EXERCISE: Transcribe the records below in full; pictures stay out of the copy.

::: SUPPLIED DATA

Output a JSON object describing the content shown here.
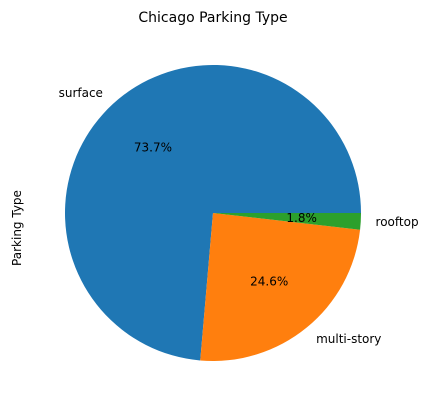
{
  "chart_data": {
    "type": "pie",
    "title": "Chicago Parking Type",
    "ylabel": "Parking Type",
    "legend": "none",
    "start_angle_deg": 0,
    "direction": "counterclockwise",
    "slices": [
      {
        "label": "surface",
        "value": 73.7,
        "value_label": "73.7%",
        "color": "#1f77b4"
      },
      {
        "label": "multi-story",
        "value": 24.6,
        "value_label": "24.6%",
        "color": "#ff7f0e"
      },
      {
        "label": "rooftop",
        "value": 1.8,
        "value_label": "1.8%",
        "color": "#2ca02c"
      }
    ]
  }
}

::::::

RESULT OF THIS TASK:
Output a JSON object describing the content shown here.
{
  "chart_data": {
    "type": "pie",
    "title": "Chicago Parking Type",
    "ylabel": "Parking Type",
    "legend": "none",
    "start_angle_deg": 0,
    "direction": "counterclockwise",
    "slices": [
      {
        "label": "surface",
        "value": 73.7,
        "value_label": "73.7%",
        "color": "#1f77b4"
      },
      {
        "label": "multi-story",
        "value": 24.6,
        "value_label": "24.6%",
        "color": "#ff7f0e"
      },
      {
        "label": "rooftop",
        "value": 1.8,
        "value_label": "1.8%",
        "color": "#2ca02c"
      }
    ]
  }
}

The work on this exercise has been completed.